After the publication of my article in AHIF Policy Journal, we received information on the name of the Japanese ship: Tokei Maru. The name of this vessel appeared in the Athens newspaper, Embros (Forward) on September 4, 1922, under the heading The Brave stance of the Japanese. Japanese Philanthropy. A little while later, I found a similar article in another Athens newspaper, Athenai, published on September 4, 1922, which provided the name of the Japanese captain, a “Mr.Lou.”
In the Embros article, the Japanese captain was touched by the massacres and refugee appeals and sent out small craft to pick up as many refugees as possible. The Kemalists circled the boats threatening to sink them. He told the Kemalists that in the case of even harming a refugee’s hair, he would consider it as an insult to the Japanese flag and would demand immediate satisfaction.
Seeing that the Japanese captain meant business, the Kemalists decided to leave the refugees undisturbed to the board the Japanese ship. The Japanese action was one of bravery in the wake of Turkish threats and display of humanity.

## Problem set
1) Translate this sentence from the text about the Japanese ship Tokei Maru into Spanish: "The Kemalists circled the boats threatening to sink them."
2) Extend the text about the Japanese ship Tokei Maru by writing what comes after its final sentence.
None of the items are needed here.

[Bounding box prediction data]

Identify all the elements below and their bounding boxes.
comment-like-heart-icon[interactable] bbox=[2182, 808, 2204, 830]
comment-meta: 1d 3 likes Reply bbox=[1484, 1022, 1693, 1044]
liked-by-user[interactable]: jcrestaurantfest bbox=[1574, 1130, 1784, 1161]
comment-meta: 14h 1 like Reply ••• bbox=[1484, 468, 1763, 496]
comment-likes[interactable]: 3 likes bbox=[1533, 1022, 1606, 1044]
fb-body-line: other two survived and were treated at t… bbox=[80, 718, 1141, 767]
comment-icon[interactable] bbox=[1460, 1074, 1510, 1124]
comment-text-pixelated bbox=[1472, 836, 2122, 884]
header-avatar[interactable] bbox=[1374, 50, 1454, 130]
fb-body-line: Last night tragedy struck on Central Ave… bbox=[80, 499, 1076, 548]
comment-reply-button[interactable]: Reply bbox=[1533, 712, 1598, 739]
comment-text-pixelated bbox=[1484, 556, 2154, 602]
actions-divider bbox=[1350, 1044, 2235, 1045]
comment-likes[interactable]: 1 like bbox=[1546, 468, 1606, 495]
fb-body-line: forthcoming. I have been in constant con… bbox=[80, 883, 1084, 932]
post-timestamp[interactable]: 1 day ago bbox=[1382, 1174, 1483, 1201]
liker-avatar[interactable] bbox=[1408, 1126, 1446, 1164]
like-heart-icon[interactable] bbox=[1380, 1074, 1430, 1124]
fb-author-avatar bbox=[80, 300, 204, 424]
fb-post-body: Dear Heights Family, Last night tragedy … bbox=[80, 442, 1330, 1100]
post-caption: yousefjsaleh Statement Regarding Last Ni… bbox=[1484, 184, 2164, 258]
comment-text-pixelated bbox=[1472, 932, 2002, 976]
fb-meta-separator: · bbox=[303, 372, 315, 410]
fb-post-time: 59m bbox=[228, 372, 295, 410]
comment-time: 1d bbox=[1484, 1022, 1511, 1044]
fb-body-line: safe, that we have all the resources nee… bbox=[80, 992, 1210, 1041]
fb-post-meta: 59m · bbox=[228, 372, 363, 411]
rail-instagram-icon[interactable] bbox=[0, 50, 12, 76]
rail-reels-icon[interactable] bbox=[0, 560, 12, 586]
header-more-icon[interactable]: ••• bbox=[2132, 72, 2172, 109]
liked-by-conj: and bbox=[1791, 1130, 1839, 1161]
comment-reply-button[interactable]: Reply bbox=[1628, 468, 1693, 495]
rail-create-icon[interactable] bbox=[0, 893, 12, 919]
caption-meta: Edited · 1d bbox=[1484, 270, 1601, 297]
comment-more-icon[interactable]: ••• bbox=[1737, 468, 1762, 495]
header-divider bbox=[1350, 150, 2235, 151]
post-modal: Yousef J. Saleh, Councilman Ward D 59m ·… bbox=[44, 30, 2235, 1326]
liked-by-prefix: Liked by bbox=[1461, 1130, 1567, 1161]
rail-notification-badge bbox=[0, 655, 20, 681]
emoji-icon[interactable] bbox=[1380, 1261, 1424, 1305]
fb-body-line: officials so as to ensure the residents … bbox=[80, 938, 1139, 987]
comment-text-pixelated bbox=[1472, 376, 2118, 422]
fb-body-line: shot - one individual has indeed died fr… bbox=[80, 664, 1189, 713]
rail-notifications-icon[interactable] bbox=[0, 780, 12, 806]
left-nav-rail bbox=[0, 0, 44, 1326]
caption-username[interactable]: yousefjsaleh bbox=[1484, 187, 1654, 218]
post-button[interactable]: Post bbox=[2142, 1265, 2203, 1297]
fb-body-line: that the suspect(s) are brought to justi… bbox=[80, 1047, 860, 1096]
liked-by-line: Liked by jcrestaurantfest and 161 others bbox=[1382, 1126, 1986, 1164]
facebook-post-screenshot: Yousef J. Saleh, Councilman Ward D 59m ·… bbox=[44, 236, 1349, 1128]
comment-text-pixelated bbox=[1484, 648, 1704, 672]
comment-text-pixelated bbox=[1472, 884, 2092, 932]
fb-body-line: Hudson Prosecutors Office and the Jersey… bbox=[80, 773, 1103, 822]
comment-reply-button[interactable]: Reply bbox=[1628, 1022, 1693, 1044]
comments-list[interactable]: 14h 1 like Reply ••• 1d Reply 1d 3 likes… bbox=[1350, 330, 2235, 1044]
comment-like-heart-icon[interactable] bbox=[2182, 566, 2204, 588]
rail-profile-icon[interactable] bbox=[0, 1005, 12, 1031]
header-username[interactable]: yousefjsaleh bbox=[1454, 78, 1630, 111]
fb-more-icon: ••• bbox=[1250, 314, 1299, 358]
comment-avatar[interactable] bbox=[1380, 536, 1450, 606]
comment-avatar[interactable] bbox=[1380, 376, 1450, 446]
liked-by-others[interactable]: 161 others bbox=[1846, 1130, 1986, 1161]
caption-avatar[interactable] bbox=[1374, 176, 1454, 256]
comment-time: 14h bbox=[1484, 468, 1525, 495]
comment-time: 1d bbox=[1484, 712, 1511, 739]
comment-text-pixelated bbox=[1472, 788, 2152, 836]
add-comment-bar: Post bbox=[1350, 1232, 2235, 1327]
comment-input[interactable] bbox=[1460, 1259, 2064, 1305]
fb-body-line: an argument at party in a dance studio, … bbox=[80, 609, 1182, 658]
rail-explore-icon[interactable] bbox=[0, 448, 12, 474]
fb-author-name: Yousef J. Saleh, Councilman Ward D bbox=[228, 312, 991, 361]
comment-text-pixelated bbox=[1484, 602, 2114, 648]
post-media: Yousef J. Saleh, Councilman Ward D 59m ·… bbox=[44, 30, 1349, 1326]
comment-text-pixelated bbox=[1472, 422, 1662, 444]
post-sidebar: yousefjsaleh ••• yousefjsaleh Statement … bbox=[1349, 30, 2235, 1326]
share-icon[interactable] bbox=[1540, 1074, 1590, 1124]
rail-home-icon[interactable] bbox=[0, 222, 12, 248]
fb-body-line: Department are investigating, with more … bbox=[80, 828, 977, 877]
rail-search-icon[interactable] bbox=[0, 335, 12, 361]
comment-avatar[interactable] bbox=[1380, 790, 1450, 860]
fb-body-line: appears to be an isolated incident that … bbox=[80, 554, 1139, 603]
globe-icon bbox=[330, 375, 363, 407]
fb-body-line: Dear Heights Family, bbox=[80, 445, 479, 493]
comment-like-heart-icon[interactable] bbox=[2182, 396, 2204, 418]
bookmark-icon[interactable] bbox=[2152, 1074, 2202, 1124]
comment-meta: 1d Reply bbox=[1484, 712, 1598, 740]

## Outputs in order
1) Los kemalistas rodearon los botes amenazando con hundirlos.

2)
The Athenai article states that 823 refugees arrived at Piraeus from Smyrna who showed gratitude and had tears in their eyes for the noble and charitable initiative of the Japanese captain and his officers in bringing them to a safe place. As the Turks tried to ban the loading of refugees, Mr.Lou considered these poor souls had the protection of the Japanese flag. Moreover he was ready to provoke the intervention of the Japanese High Commission in Constantinople if the Turks offended the Japanese flag. The Kemalists allowed the refugees to leave Smyrna. There was no way that Count Uchida, the Japanese High Commissioner would have acceded to such a request as he was known for his pro-Turkish sympathy.
Embros is the only newspaper that published an editorial on the Japanese rescue effort on September 7, 1922. The editor, Pavlos K. Kalapothakis, argued that despite all the protests of the Unredeemed Greeks and Greek organizations regarding the destruction of Hellenism in Asia Minor. They directed their appeals to the three Powers (Britain, France, and Italy) and the heroic efforts of the Japanese are not even mentioned by name.The Japanese displayed its philanthropy in rescuing Greek and Armenian refugees. There was no word of gratitude to the land of the rising sun and its noble children. An editorial that contained a lot of truth.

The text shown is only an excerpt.